* _Exercise_
Scan the data below for the string "襟飘带舞". Copy every line where it appears.

==============================

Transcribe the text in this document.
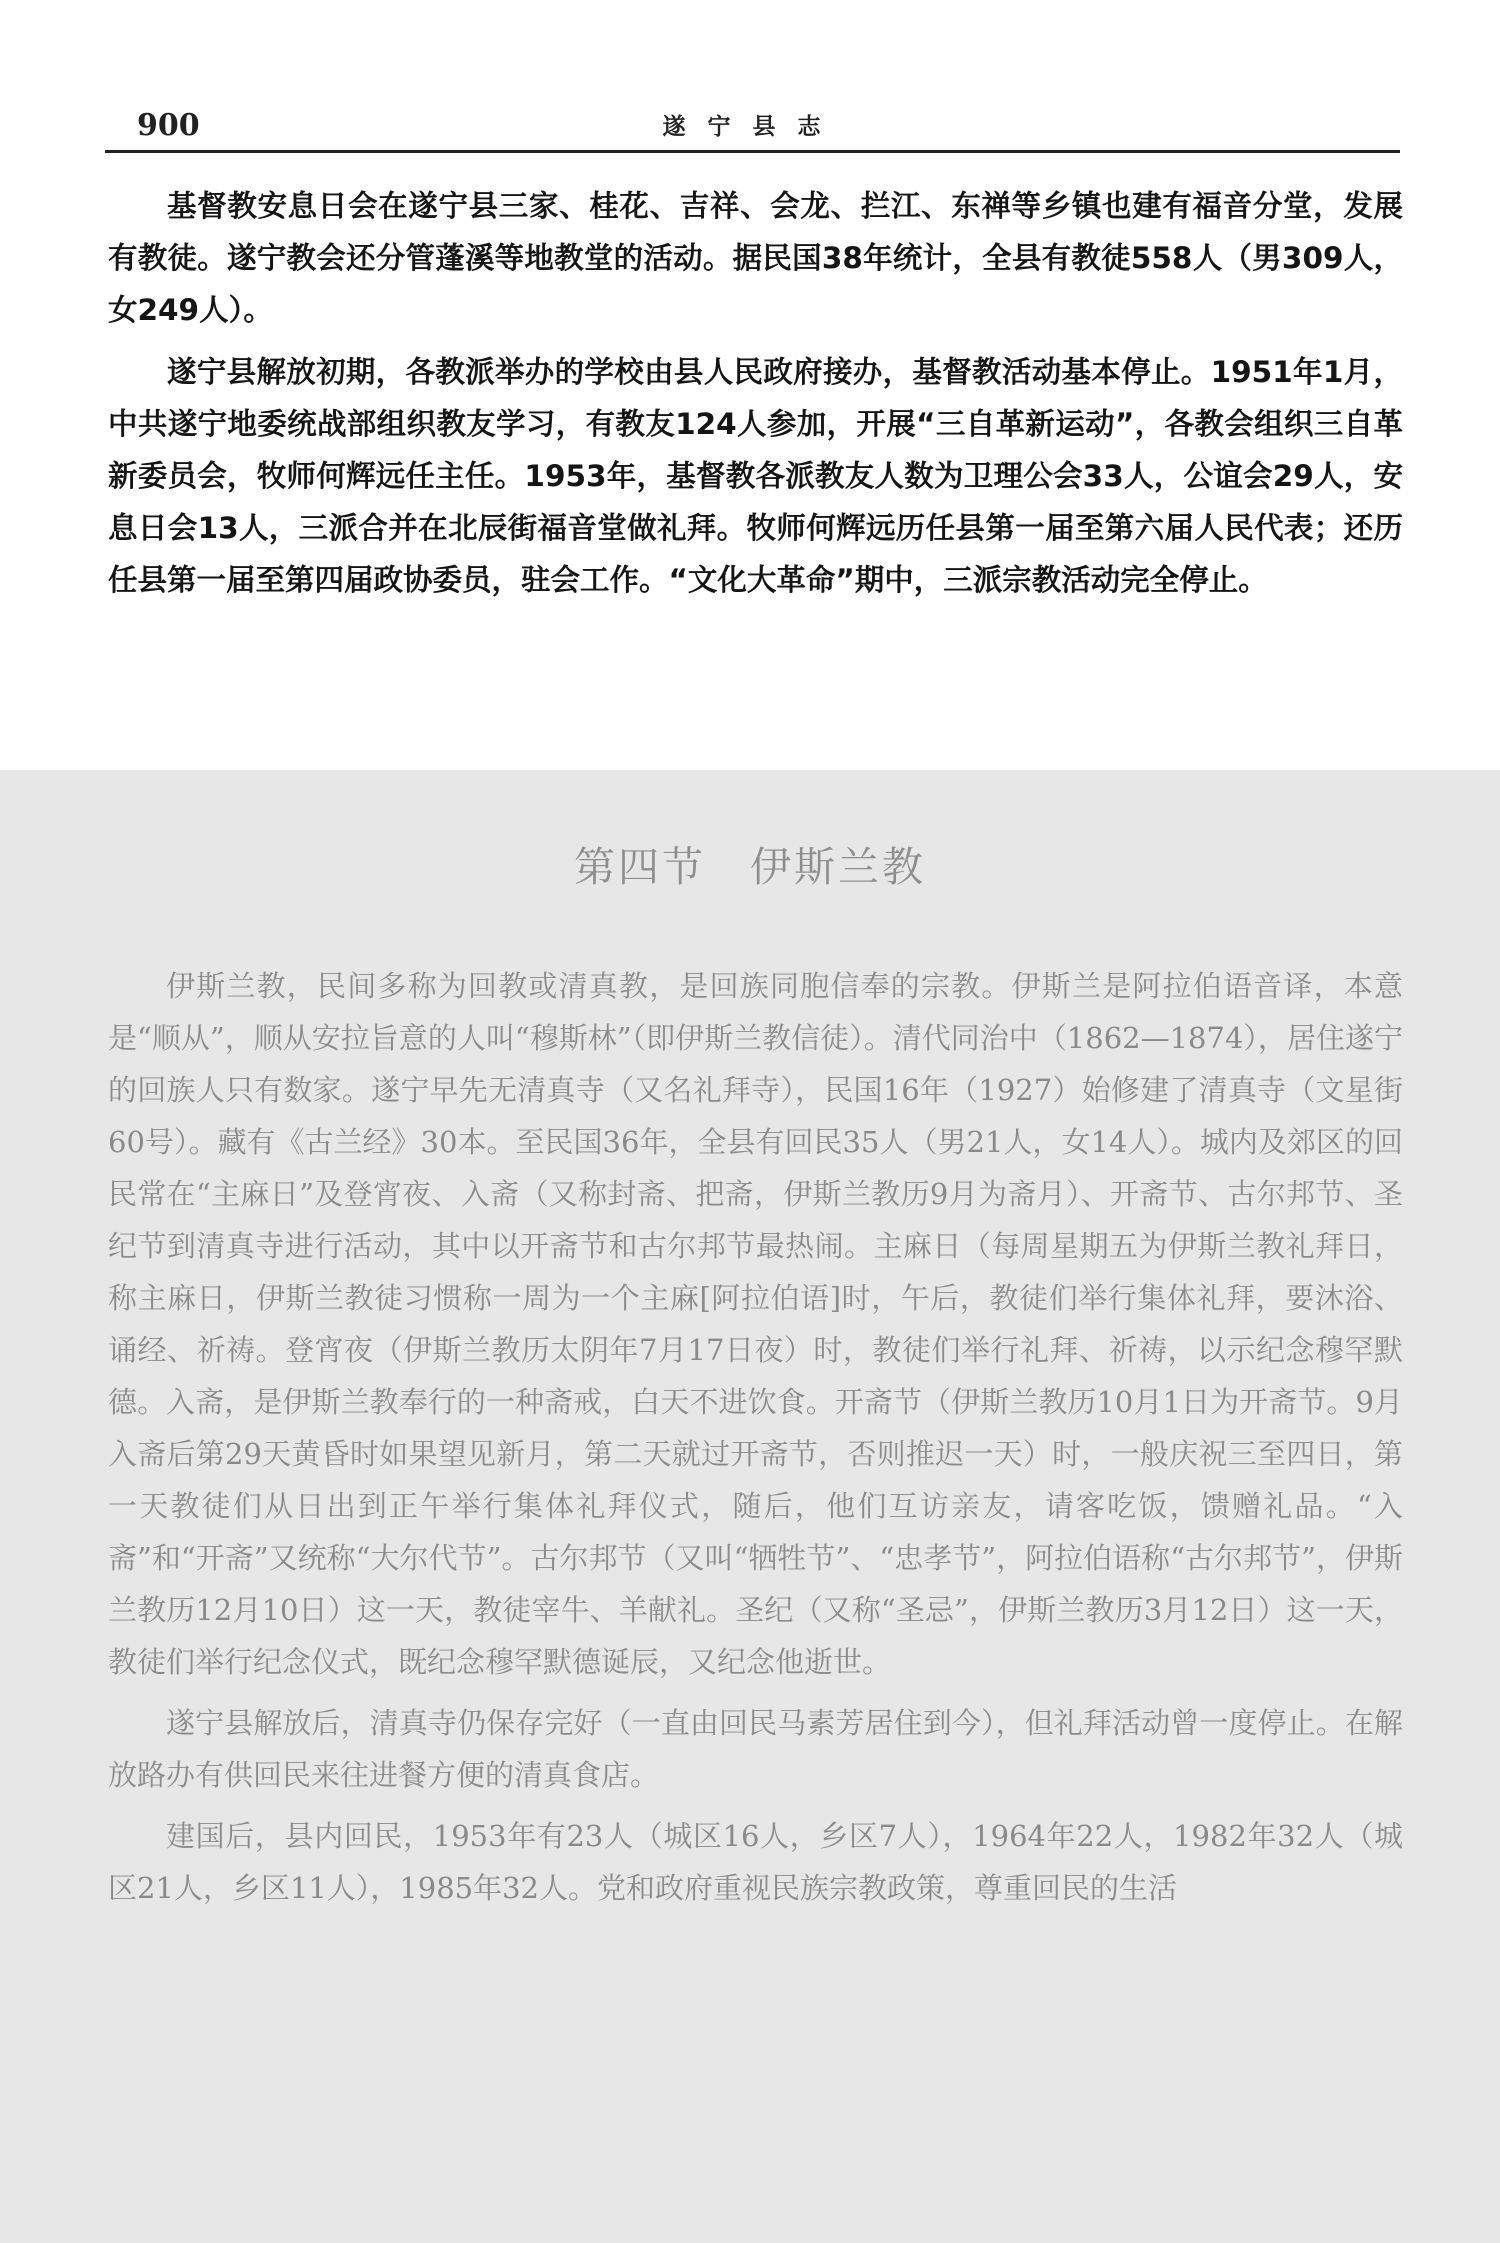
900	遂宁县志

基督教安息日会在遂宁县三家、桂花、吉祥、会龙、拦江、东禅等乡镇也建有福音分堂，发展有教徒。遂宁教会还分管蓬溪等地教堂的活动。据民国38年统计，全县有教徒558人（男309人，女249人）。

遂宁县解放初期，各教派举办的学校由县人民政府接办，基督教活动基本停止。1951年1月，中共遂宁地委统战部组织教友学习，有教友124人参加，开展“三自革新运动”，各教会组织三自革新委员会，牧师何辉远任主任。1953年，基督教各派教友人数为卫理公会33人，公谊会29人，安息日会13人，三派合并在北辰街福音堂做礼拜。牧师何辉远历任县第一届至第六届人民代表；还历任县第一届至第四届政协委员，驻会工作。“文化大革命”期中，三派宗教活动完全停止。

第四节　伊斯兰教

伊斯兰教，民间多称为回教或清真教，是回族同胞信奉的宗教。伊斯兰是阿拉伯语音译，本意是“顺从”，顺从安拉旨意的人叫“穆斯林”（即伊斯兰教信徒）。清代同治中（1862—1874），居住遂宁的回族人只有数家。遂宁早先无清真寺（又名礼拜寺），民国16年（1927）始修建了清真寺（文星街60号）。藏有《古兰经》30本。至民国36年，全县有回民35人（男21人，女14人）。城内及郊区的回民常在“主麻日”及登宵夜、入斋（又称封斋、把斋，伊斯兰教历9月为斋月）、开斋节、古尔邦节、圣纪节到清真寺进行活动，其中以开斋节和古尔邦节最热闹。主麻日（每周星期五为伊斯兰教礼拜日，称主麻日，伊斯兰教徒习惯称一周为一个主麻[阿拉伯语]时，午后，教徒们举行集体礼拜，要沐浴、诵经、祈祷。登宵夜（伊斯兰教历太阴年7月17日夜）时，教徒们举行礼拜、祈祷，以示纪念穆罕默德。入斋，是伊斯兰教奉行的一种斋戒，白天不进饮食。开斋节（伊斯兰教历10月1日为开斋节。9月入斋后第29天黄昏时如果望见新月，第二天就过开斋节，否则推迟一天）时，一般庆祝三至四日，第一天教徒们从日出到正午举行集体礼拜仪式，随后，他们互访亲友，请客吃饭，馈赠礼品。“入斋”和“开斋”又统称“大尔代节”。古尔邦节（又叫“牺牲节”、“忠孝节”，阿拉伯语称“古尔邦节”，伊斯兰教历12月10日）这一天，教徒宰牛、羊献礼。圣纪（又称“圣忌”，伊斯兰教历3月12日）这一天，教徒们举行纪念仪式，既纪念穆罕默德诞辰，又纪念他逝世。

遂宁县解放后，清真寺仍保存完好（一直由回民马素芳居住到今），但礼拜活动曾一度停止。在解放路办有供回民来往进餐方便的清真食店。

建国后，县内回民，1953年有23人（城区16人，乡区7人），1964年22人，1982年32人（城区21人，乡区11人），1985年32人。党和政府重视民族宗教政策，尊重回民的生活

==============================

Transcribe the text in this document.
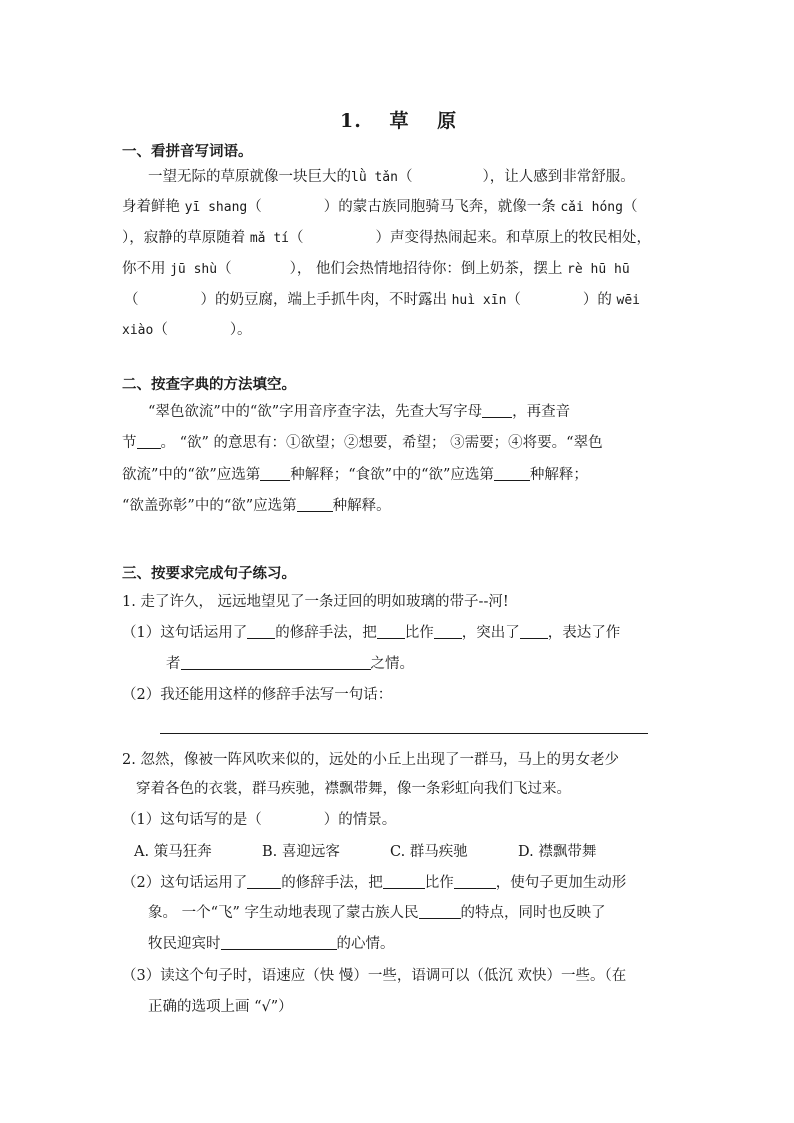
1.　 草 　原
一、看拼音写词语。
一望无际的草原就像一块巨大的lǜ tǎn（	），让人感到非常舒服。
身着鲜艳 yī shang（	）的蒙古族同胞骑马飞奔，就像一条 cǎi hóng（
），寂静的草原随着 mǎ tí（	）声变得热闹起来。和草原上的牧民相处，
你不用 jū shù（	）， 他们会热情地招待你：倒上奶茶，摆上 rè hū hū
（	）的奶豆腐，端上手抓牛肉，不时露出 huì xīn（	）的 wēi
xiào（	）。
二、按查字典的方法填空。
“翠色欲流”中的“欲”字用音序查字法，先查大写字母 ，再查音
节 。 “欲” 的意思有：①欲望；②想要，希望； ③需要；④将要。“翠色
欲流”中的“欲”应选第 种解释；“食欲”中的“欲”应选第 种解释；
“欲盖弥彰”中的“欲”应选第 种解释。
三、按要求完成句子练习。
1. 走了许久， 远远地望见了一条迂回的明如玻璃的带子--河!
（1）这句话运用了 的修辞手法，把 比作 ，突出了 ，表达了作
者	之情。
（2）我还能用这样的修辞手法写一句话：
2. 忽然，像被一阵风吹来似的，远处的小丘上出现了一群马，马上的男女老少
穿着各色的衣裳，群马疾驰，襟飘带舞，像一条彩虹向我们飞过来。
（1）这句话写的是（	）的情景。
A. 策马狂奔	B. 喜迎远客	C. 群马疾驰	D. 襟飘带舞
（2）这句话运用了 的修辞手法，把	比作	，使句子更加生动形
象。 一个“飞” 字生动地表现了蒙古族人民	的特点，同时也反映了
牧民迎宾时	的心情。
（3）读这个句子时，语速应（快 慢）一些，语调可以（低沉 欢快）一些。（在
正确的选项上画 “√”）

==============================

* _Expected output_
穿着各色的衣裳，群马疾驰，襟飘带舞，像一条彩虹向我们飞过来。
A. 策马狂奔	B. 喜迎远客	C. 群马疾驰	D. 襟飘带舞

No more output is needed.